[EXERCISE DETAILS]
Can you lay out the material below as a Markdown table with the columns "Row" and "Line", numbering every line and leaving out blank ones?

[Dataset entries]

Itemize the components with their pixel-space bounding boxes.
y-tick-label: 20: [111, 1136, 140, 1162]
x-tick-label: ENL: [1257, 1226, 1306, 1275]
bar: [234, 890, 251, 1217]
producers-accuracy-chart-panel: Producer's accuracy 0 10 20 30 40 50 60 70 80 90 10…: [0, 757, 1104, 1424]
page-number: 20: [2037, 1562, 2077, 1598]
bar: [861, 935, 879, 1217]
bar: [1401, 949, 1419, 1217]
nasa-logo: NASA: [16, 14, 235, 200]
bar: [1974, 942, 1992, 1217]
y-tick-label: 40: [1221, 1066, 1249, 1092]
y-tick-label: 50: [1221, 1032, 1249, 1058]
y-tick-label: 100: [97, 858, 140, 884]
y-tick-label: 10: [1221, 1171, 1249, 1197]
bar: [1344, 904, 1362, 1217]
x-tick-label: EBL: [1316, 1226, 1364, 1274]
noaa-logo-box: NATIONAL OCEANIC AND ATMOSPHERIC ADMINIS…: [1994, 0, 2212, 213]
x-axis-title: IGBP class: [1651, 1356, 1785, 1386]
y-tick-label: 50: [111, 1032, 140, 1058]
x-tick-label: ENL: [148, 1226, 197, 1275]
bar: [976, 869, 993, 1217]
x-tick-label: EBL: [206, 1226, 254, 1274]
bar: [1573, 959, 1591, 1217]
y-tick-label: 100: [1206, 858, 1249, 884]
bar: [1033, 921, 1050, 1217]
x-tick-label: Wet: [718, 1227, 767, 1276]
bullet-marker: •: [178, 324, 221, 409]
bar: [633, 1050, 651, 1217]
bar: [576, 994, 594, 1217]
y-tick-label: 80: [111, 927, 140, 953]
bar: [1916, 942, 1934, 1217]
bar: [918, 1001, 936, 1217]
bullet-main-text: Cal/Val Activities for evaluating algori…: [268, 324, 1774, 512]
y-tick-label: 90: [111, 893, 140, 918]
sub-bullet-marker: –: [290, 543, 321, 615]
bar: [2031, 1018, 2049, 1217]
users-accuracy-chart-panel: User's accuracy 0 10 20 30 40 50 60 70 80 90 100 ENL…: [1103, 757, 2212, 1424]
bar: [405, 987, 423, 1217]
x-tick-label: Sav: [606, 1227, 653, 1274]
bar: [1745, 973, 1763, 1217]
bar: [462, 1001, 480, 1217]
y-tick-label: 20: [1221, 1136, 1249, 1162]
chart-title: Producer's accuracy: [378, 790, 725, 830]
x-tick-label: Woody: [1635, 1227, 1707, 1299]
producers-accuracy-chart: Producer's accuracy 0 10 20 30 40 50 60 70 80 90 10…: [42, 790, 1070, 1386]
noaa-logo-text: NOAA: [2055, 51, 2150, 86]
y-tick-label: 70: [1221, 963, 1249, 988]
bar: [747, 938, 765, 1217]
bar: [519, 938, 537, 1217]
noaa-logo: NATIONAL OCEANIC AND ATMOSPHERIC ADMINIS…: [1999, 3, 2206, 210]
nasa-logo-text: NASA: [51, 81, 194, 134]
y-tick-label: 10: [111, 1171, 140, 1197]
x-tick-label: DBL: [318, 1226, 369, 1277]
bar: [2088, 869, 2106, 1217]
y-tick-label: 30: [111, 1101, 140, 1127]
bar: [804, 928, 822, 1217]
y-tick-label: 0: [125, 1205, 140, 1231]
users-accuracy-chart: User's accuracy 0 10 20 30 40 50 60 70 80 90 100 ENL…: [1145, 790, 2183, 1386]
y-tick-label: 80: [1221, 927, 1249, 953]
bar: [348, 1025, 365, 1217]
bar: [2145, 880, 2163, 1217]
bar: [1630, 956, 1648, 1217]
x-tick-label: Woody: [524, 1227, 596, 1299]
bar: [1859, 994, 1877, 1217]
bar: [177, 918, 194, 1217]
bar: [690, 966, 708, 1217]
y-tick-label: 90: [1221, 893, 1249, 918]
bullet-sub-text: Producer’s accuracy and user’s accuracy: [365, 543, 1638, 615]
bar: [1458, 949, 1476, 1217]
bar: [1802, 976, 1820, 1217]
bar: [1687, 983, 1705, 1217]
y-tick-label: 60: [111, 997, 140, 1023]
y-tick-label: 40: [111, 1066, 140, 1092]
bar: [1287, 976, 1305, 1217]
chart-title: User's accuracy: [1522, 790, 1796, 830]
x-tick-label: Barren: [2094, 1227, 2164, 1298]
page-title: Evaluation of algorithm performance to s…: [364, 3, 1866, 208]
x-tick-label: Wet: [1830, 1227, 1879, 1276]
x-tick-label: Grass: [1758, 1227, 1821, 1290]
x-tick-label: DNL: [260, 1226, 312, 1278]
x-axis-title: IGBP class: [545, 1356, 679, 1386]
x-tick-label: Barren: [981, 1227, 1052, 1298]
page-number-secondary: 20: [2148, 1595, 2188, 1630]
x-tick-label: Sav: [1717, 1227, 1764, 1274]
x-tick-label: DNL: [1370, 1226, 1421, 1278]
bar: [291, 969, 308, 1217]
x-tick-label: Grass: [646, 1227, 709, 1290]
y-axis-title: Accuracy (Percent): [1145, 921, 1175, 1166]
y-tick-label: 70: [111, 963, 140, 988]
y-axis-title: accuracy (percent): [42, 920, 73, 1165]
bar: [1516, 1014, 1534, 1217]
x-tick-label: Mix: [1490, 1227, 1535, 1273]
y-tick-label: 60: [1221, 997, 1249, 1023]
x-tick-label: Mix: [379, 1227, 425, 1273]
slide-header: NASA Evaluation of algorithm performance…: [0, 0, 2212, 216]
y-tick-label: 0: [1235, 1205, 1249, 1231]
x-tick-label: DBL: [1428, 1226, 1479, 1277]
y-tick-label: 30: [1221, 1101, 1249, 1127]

[RESULT OF THE TASK]
| Row | Line |
|---|---|
| 1 | Itemize the components with their pixel-space bounding boxes. |
| 2 | y-tick-label: 20: [111, 1136, 140, 1162] |
| 3 | x-tick-label: ENL: [1257, 1226, 1306, 1275] |
| 4 | bar: [234, 890, 251, 1217] |
| 5 | producers-accuracy-chart-panel: Producer's accuracy 0 10 20 30 40 50 60 70 80 90 10…: [0, 757, 1104, 1424] |
| 6 | page-number: 20: [2037, 1562, 2077, 1598] |
| 7 | bar: [861, 935, 879, 1217] |
| 8 | bar: [1401, 949, 1419, 1217] |
| 9 | nasa-logo: NASA: [16, 14, 235, 200] |
| 10 | bar: [1974, 942, 1992, 1217] |
| 11 | y-tick-label: 40: [1221, 1066, 1249, 1092] |
| 12 | y-tick-label: 50: [1221, 1032, 1249, 1058] |
| 13 | y-tick-label: 100: [97, 858, 140, 884] |
| 14 | y-tick-label: 10: [1221, 1171, 1249, 1197] |
| 15 | bar: [1344, 904, 1362, 1217] |
| 16 | x-tick-label: EBL: [1316, 1226, 1364, 1274] |
| 17 | noaa-logo-box: NATIONAL OCEANIC AND ATMOSPHERIC ADMINIS…: [1994, 0, 2212, 213] |
| 18 | x-axis-title: IGBP class: [1651, 1356, 1785, 1386] |
| 19 | y-tick-label: 50: [111, 1032, 140, 1058] |
| 20 | x-tick-label: ENL: [148, 1226, 197, 1275] |
| 21 | bar: [976, 869, 993, 1217] |
| 22 | x-tick-label: EBL: [206, 1226, 254, 1274] |
| 23 | bar: [1573, 959, 1591, 1217] |
| 24 | y-tick-label: 100: [1206, 858, 1249, 884] |
| 25 | bar: [1033, 921, 1050, 1217] |
| 26 | x-tick-label: Wet: [718, 1227, 767, 1276] |
| 27 | bullet-marker: •: [178, 324, 221, 409] |
| 28 | bar: [633, 1050, 651, 1217] |
| 29 | bar: [576, 994, 594, 1217] |
| 30 | y-tick-label: 80: [111, 927, 140, 953] |
| 31 | bar: [1916, 942, 1934, 1217] |
| 32 | bar: [918, 1001, 936, 1217] |
| 33 | bullet-main-text: Cal/Val Activities for evaluating algori…: [268, 324, 1774, 512] |
| 34 | y-tick-label: 90: [111, 893, 140, 918] |
| 35 | sub-bullet-marker: –: [290, 543, 321, 615] |
| 36 | bar: [2031, 1018, 2049, 1217] |
| 37 | users-accuracy-chart-panel: User's accuracy 0 10 20 30 40 50 60 70 80 90 100 ENL…: [1103, 757, 2212, 1424] |
| 38 | bar: [405, 987, 423, 1217] |
| 39 | x-tick-label: Sav: [606, 1227, 653, 1274] |
| 40 | bar: [1745, 973, 1763, 1217] |
| 41 | bar: [462, 1001, 480, 1217] |
| 42 | y-tick-label: 20: [1221, 1136, 1249, 1162] |
| 43 | chart-title: Producer's accuracy: [378, 790, 725, 830] |
| 44 | x-tick-label: Woody: [1635, 1227, 1707, 1299] |
| 45 | producers-accuracy-chart: Producer's accuracy 0 10 20 30 40 50 60 70 80 90 10…: [42, 790, 1070, 1386] |
| 46 | noaa-logo-text: NOAA: [2055, 51, 2150, 86] |
| 47 | y-tick-label: 70: [1221, 963, 1249, 988] |
| 48 | bar: [747, 938, 765, 1217] |
| 49 | bar: [519, 938, 537, 1217] |
| 50 | noaa-logo: NATIONAL OCEANIC AND ATMOSPHERIC ADMINIS…: [1999, 3, 2206, 210] |
| 51 | nasa-logo-text: NASA: [51, 81, 194, 134] |
| 52 | y-tick-label: 10: [111, 1171, 140, 1197] |
| 53 | x-tick-label: DBL: [318, 1226, 369, 1277] |
| 54 | bar: [2088, 869, 2106, 1217] |
| 55 | y-tick-label: 30: [111, 1101, 140, 1127] |
| 56 | bar: [804, 928, 822, 1217] |
| 57 | y-tick-label: 0: [125, 1205, 140, 1231] |
| 58 | users-accuracy-chart: User's accuracy 0 10 20 30 40 50 60 70 80 90 100 ENL…: [1145, 790, 2183, 1386] |
| 59 | y-tick-label: 80: [1221, 927, 1249, 953] |
| 60 | bar: [348, 1025, 365, 1217] |
| 61 | bar: [2145, 880, 2163, 1217] |
| 62 | bar: [1630, 956, 1648, 1217] |
| 63 | x-tick-label: Woody: [524, 1227, 596, 1299] |
| 64 | bar: [1859, 994, 1877, 1217] |
| 65 | bar: [177, 918, 194, 1217] |
| 66 | bar: [690, 966, 708, 1217] |
| 67 | y-tick-label: 90: [1221, 893, 1249, 918] |
| 68 | bullet-sub-text: Producer’s accuracy and user’s accuracy: [365, 543, 1638, 615] |
| 69 | bar: [1458, 949, 1476, 1217] |
| 70 | bar: [1802, 976, 1820, 1217] |
| 71 | bar: [1687, 983, 1705, 1217] |
| 72 | y-tick-label: 60: [111, 997, 140, 1023] |
| 73 | y-tick-label: 40: [111, 1066, 140, 1092] |
| 74 | bar: [1287, 976, 1305, 1217] |
| 75 | chart-title: User's accuracy: [1522, 790, 1796, 830] |
| 76 | x-tick-label: Barren: [2094, 1227, 2164, 1298] |
| 77 | page-title: Evaluation of algorithm performance to s…: [364, 3, 1866, 208] |
| 78 | x-tick-label: Wet: [1830, 1227, 1879, 1276] |
| 79 | x-tick-label: Grass: [1758, 1227, 1821, 1290] |
| 80 | x-tick-label: DNL: [260, 1226, 312, 1278] |
| 81 | x-axis-title: IGBP class: [545, 1356, 679, 1386] |
| 82 | x-tick-label: Barren: [981, 1227, 1052, 1298] |
| 83 | page-number-secondary: 20: [2148, 1595, 2188, 1630] |
| 84 | x-tick-label: Sav: [1717, 1227, 1764, 1274] |
| 85 | x-tick-label: DNL: [1370, 1226, 1421, 1278] |
| 86 | bar: [291, 969, 308, 1217] |
| 87 | x-tick-label: Grass: [646, 1227, 709, 1290] |
| 88 | y-axis-title: Accuracy (Percent): [1145, 921, 1175, 1166] |
| 89 | y-tick-label: 70: [111, 963, 140, 988] |
| 90 | y-axis-title: accuracy (percent): [42, 920, 73, 1165] |
| 91 | bar: [1516, 1014, 1534, 1217] |
| 92 | x-tick-label: Mix: [1490, 1227, 1535, 1273] |
| 93 | y-tick-label: 60: [1221, 997, 1249, 1023] |
| 94 | x-tick-label: Mix: [379, 1227, 425, 1273] |
| 95 | slide-header: NASA Evaluation of algorithm performance…: [0, 0, 2212, 216] |
| 96 | y-tick-label: 0: [1235, 1205, 1249, 1231] |
| 97 | x-tick-label: DBL: [1428, 1226, 1479, 1277] |
| 98 | y-tick-label: 30: [1221, 1101, 1249, 1127] |